- **Required action**: Go through the material underneath and show every line where the string "Piglets" occurs.

- **Records provided**:
· · · · ·
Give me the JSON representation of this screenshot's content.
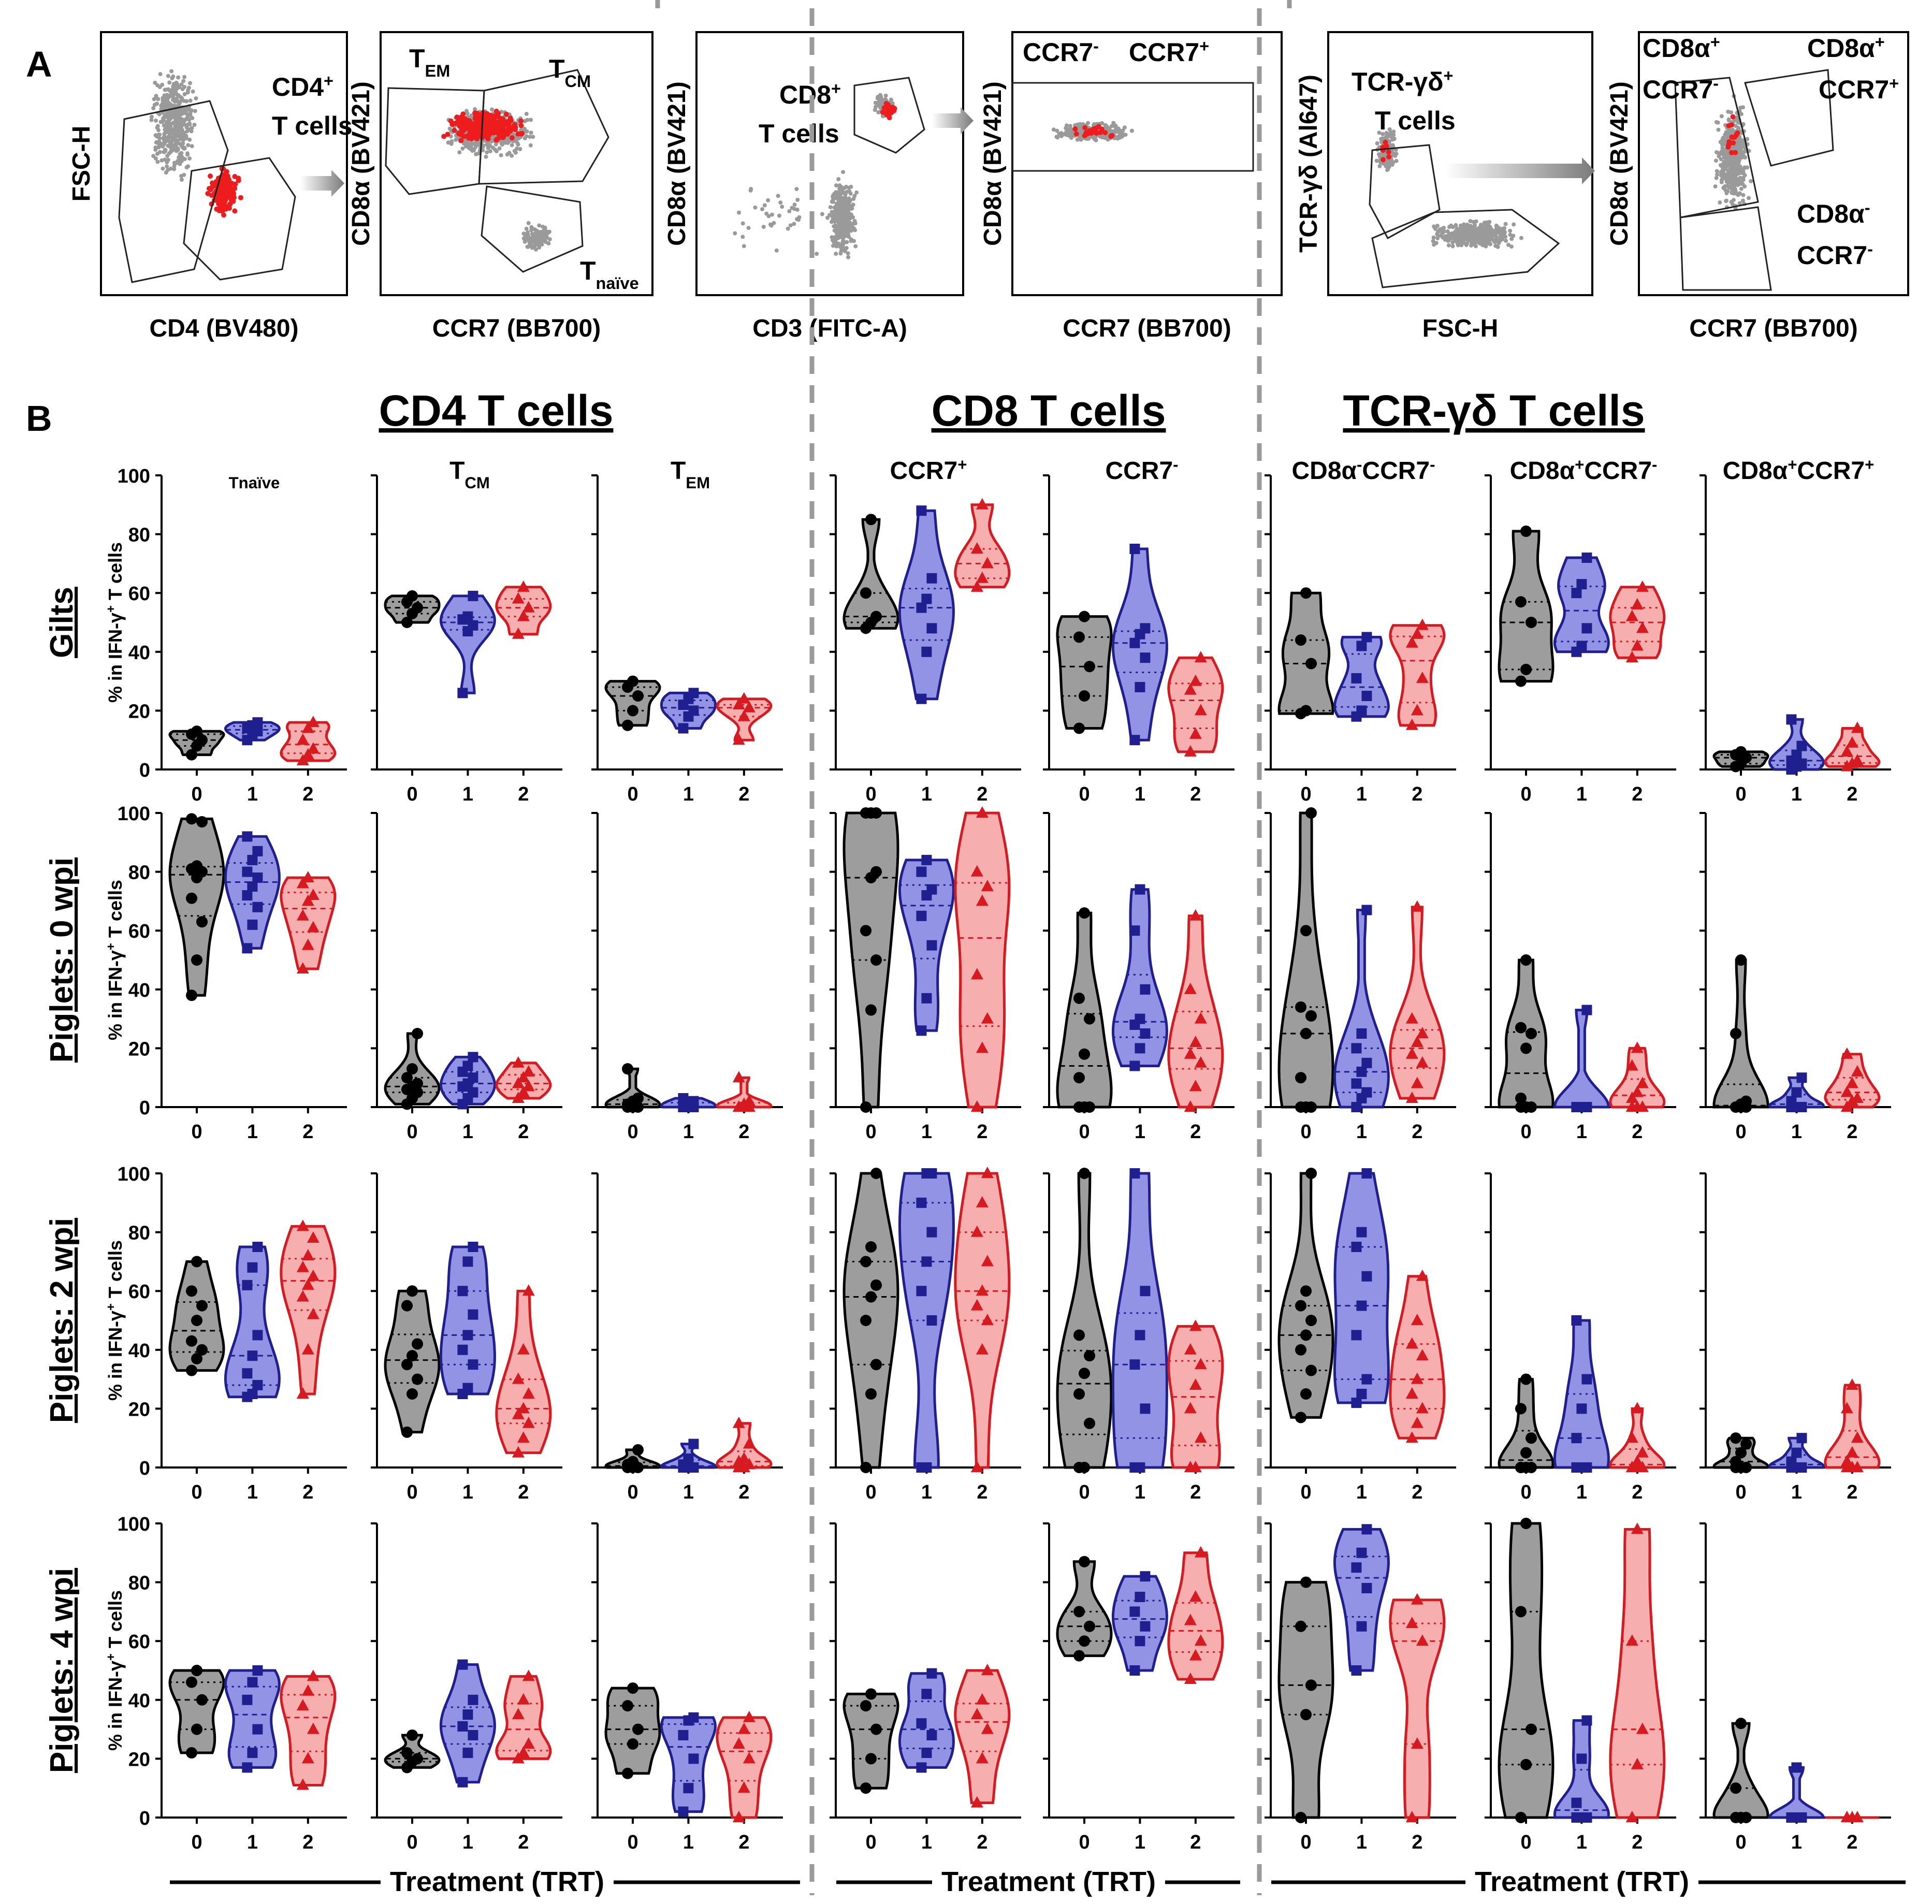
{
  "figure": {
    "panel_a_label": "A",
    "panel_b_label": "B"
  },
  "panel_a": [
    {
      "xlabel": "CD4 (BV480)",
      "ylabel": "FSC-H",
      "gate_labels": [
        {
          "main": "CD4",
          "sup": "+"
        },
        {
          "main": "T cells",
          "sup": ""
        }
      ]
    },
    {
      "xlabel": "CCR7 (BB700)",
      "ylabel": "CD8α (BV421)",
      "gate_labels": [
        {
          "main": "T",
          "sub": "EM"
        },
        {
          "main": "T",
          "sub": "CM"
        },
        {
          "main": "T",
          "sub": "naïve"
        }
      ]
    },
    {
      "xlabel": "CD3 (FITC-A)",
      "ylabel": "CD8α (BV421)",
      "gate_labels": [
        {
          "main": "CD8",
          "sup": "+"
        },
        {
          "main": "T cells",
          "sup": ""
        }
      ]
    },
    {
      "xlabel": "CCR7 (BB700)",
      "ylabel": "CD8α (BV421)",
      "gate_labels": [
        {
          "main": "CCR7",
          "sup": "-"
        },
        {
          "main": "CCR7",
          "sup": "+"
        }
      ]
    },
    {
      "xlabel": "FSC-H",
      "ylabel": "TCR-γδ (Al647)",
      "gate_labels": [
        {
          "main": "TCR-γδ",
          "sup": "+"
        },
        {
          "main": "T cells",
          "sup": ""
        }
      ]
    },
    {
      "xlabel": "CCR7 (BB700)",
      "ylabel": "CD8α (BV421)",
      "gate_labels": [
        {
          "main": "CD8α",
          "sup": "+"
        },
        {
          "main": "CCR7",
          "sup": "-"
        },
        {
          "main": "CD8α",
          "sup": "+"
        },
        {
          "main": "CCR7",
          "sup": "+"
        },
        {
          "main": "CD8α",
          "sup": "-"
        },
        {
          "main": "CCR7",
          "sup": "-"
        }
      ]
    }
  ],
  "panel_b": {
    "group_titles": [
      "CD4 T cells",
      "CD8 T cells",
      "TCR-γδ T cells"
    ],
    "column_titles": [
      [
        {
          "t": "T",
          "s": "sub"
        },
        {
          "t": "naïve",
          "s": "sub"
        }
      ],
      [
        {
          "t": "T",
          "s": ""
        },
        {
          "t": "CM",
          "s": "sub"
        }
      ],
      [
        {
          "t": "T",
          "s": ""
        },
        {
          "t": "EM",
          "s": "sub"
        }
      ],
      [
        {
          "t": "CCR7",
          "s": ""
        },
        {
          "t": "+",
          "s": "sup"
        }
      ],
      [
        {
          "t": "CCR7",
          "s": ""
        },
        {
          "t": "-",
          "s": "sup"
        }
      ],
      [
        {
          "t": "CD8α",
          "s": ""
        },
        {
          "t": "-",
          "s": "sup"
        },
        {
          "t": "CCR7",
          "s": ""
        },
        {
          "t": "-",
          "s": "sup"
        }
      ],
      [
        {
          "t": "CD8α",
          "s": ""
        },
        {
          "t": "+",
          "s": "sup"
        },
        {
          "t": "CCR7",
          "s": ""
        },
        {
          "t": "-",
          "s": "sup"
        }
      ],
      [
        {
          "t": "CD8α",
          "s": ""
        },
        {
          "t": "+",
          "s": "sup"
        },
        {
          "t": "CCR7",
          "s": ""
        },
        {
          "t": "+",
          "s": "sup"
        }
      ]
    ],
    "row_titles": [
      "Gilts",
      "Piglets: 0 wpi",
      "Piglets: 2 wpi",
      "Piglets: 4 wpi"
    ],
    "ylabel_parts": [
      "% in IFN-γ",
      "+",
      " T cells"
    ],
    "xlabel": "Treatment (TRT)"
  },
  "chart_data": {
    "type": "violin",
    "categories": [
      "0",
      "1",
      "2"
    ],
    "ylim": [
      0,
      100
    ],
    "yticks": [
      0,
      20,
      40,
      60,
      80,
      100
    ],
    "series_colors": {
      "0": "#000000",
      "1": "#1f1f8f",
      "2": "#d71920"
    },
    "fill_colors": {
      "0": "#8c8c8c",
      "1": "#8080e0",
      "2": "#f5a0a0"
    },
    "markers": {
      "0": "circle",
      "1": "square",
      "2": "triangle"
    },
    "rows": [
      {
        "title": "Gilts",
        "cells": [
          [
            [
              5,
              8,
              10,
              12,
              13
            ],
            [
              10,
              12,
              13,
              14,
              15,
              16
            ],
            [
              3,
              5,
              7,
              10,
              14,
              16
            ]
          ],
          [
            [
              50,
              53,
              55,
              57,
              59
            ],
            [
              26,
              47,
              49,
              51,
              52,
              59
            ],
            [
              46,
              52,
              55,
              58,
              62
            ]
          ],
          [
            [
              15,
              20,
              25,
              28,
              30
            ],
            [
              14,
              18,
              20,
              22,
              24,
              26
            ],
            [
              10,
              18,
              21,
              22,
              24
            ]
          ],
          [
            [
              48,
              50,
              52,
              60,
              85
            ],
            [
              24,
              40,
              48,
              55,
              58,
              65,
              88
            ],
            [
              62,
              65,
              70,
              75,
              90
            ]
          ],
          [
            [
              14,
              25,
              35,
              45,
              52
            ],
            [
              10,
              28,
              38,
              43,
              46,
              48,
              75
            ],
            [
              6,
              12,
              20,
              27,
              30,
              38
            ]
          ],
          [
            [
              19,
              20,
              36,
              44,
              60
            ],
            [
              18,
              20,
              25,
              31,
              42,
              45
            ],
            [
              15,
              20,
              31,
              43,
              46,
              49
            ]
          ],
          [
            [
              30,
              34,
              50,
              57,
              81
            ],
            [
              40,
              42,
              48,
              60,
              63,
              72
            ],
            [
              38,
              42,
              48,
              52,
              56,
              62
            ]
          ],
          [
            [
              1,
              2,
              4,
              5,
              6
            ],
            [
              0,
              1,
              2,
              3,
              5,
              8,
              17
            ],
            [
              1,
              2,
              3,
              6,
              9,
              14
            ]
          ]
        ]
      },
      {
        "title": "Piglets: 0 wpi",
        "cells": [
          [
            [
              38,
              50,
              63,
              71,
              78,
              80,
              81,
              82,
              97,
              98
            ],
            [
              54,
              62,
              68,
              72,
              75,
              78,
              80,
              84,
              87,
              92
            ],
            [
              47,
              55,
              61,
              65,
              70,
              72,
              76,
              78
            ]
          ],
          [
            [
              1,
              3,
              5,
              6,
              7,
              8,
              10,
              13,
              25
            ],
            [
              1,
              3,
              5,
              7,
              8,
              10,
              12,
              14,
              17
            ],
            [
              3,
              5,
              7,
              8,
              10,
              12,
              15
            ]
          ],
          [
            [
              0,
              0,
              0,
              1,
              2,
              3,
              13
            ],
            [
              0,
              0,
              0,
              0,
              1,
              2,
              3
            ],
            [
              0,
              0,
              0,
              0,
              1,
              2,
              10
            ]
          ],
          [
            [
              0,
              33,
              50,
              60,
              78,
              80,
              100,
              100,
              100
            ],
            [
              26,
              37,
              55,
              65,
              72,
              74,
              80,
              84
            ],
            [
              0,
              20,
              30,
              45,
              70,
              75,
              80,
              100
            ]
          ],
          [
            [
              0,
              0,
              0,
              10,
              18,
              30,
              37,
              66
            ],
            [
              14,
              20,
              25,
              28,
              30,
              40,
              60,
              74
            ],
            [
              0,
              7,
              15,
              18,
              22,
              30,
              40,
              65
            ]
          ],
          [
            [
              0,
              0,
              0,
              10,
              25,
              31,
              34,
              60,
              100
            ],
            [
              0,
              3,
              5,
              8,
              12,
              15,
              20,
              25,
              67
            ],
            [
              3,
              8,
              15,
              18,
              22,
              25,
              30,
              68
            ]
          ],
          [
            [
              0,
              0,
              0,
              3,
              20,
              25,
              27,
              50
            ],
            [
              0,
              0,
              0,
              0,
              0,
              33
            ],
            [
              0,
              0,
              0,
              3,
              5,
              8,
              14,
              20
            ]
          ],
          [
            [
              0,
              0,
              0,
              0,
              1,
              2,
              25,
              50
            ],
            [
              0,
              0,
              0,
              2,
              5,
              10
            ],
            [
              0,
              2,
              3,
              5,
              8,
              12,
              18
            ]
          ]
        ]
      },
      {
        "title": "Piglets: 2 wpi",
        "cells": [
          [
            [
              33,
              37,
              40,
              43,
              50,
              55,
              60,
              70
            ],
            [
              24,
              25,
              28,
              32,
              38,
              45,
              62,
              68,
              75
            ],
            [
              25,
              40,
              52,
              58,
              62,
              65,
              68,
              72,
              78,
              82
            ]
          ],
          [
            [
              12,
              25,
              30,
              35,
              38,
              42,
              55,
              60
            ],
            [
              25,
              27,
              35,
              40,
              45,
              52,
              60,
              70,
              75
            ],
            [
              5,
              10,
              15,
              18,
              20,
              25,
              30,
              40,
              60
            ]
          ],
          [
            [
              0,
              0,
              0,
              1,
              2,
              6
            ],
            [
              0,
              0,
              0,
              1,
              3,
              8
            ],
            [
              0,
              0,
              1,
              2,
              3,
              8,
              15
            ]
          ],
          [
            [
              0,
              25,
              35,
              50,
              58,
              62,
              70,
              75,
              100
            ],
            [
              0,
              0,
              50,
              60,
              70,
              80,
              90,
              100,
              100
            ],
            [
              0,
              40,
              50,
              55,
              60,
              70,
              80,
              90,
              100
            ]
          ],
          [
            [
              0,
              0,
              15,
              25,
              32,
              38,
              45,
              100
            ],
            [
              0,
              0,
              20,
              35,
              45,
              60,
              100
            ],
            [
              0,
              0,
              10,
              20,
              28,
              35,
              40,
              48
            ]
          ],
          [
            [
              17,
              25,
              33,
              40,
              45,
              50,
              55,
              60,
              100
            ],
            [
              22,
              25,
              30,
              45,
              55,
              65,
              75,
              80,
              100
            ],
            [
              10,
              15,
              20,
              25,
              30,
              38,
              42,
              50,
              65
            ]
          ],
          [
            [
              0,
              0,
              0,
              0,
              5,
              10,
              20,
              30
            ],
            [
              0,
              0,
              0,
              10,
              20,
              30,
              50
            ],
            [
              0,
              0,
              0,
              0,
              2,
              5,
              10,
              20
            ]
          ],
          [
            [
              0,
              0,
              0,
              2,
              5,
              8,
              10
            ],
            [
              0,
              0,
              0,
              2,
              5,
              10
            ],
            [
              0,
              0,
              0,
              2,
              5,
              10,
              20,
              28
            ]
          ]
        ]
      },
      {
        "title": "Piglets: 4 wpi",
        "cells": [
          [
            [
              22,
              30,
              40,
              46,
              50
            ],
            [
              17,
              22,
              30,
              40,
              46,
              50
            ],
            [
              11,
              20,
              30,
              38,
              43,
              48
            ]
          ],
          [
            [
              17,
              19,
              20,
              22,
              28
            ],
            [
              12,
              22,
              28,
              31,
              35,
              40,
              52
            ],
            [
              20,
              22,
              25,
              35,
              40,
              48
            ]
          ],
          [
            [
              15,
              25,
              30,
              38,
              44
            ],
            [
              2,
              10,
              20,
              28,
              33,
              34
            ],
            [
              0,
              10,
              20,
              25,
              30,
              34
            ]
          ],
          [
            [
              10,
              20,
              30,
              38,
              42
            ],
            [
              17,
              22,
              28,
              32,
              42,
              49
            ],
            [
              5,
              20,
              30,
              35,
              40,
              50
            ]
          ],
          [
            [
              55,
              60,
              65,
              70,
              87
            ],
            [
              50,
              60,
              65,
              70,
              75,
              82
            ],
            [
              47,
              55,
              60,
              67,
              75,
              90
            ]
          ],
          [
            [
              0,
              35,
              45,
              65,
              80
            ],
            [
              50,
              65,
              78,
              85,
              90,
              98
            ],
            [
              0,
              25,
              60,
              66,
              74
            ]
          ],
          [
            [
              0,
              18,
              30,
              70,
              100
            ],
            [
              0,
              0,
              0,
              5,
              20,
              33
            ],
            [
              0,
              18,
              30,
              60,
              98
            ]
          ],
          [
            [
              0,
              0,
              0,
              10,
              32
            ],
            [
              0,
              0,
              0,
              0,
              17
            ],
            [
              0,
              0,
              0,
              0
            ]
          ]
        ]
      }
    ]
  }
}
· · · · ·
- **Result**:
      "Piglets: 0 wpi",
      "Piglets: 2 wpi",
      "Piglets: 4 wpi"
        "title": "Piglets: 0 wpi",
        "title": "Piglets: 2 wpi",
        "title": "Piglets: 4 wpi",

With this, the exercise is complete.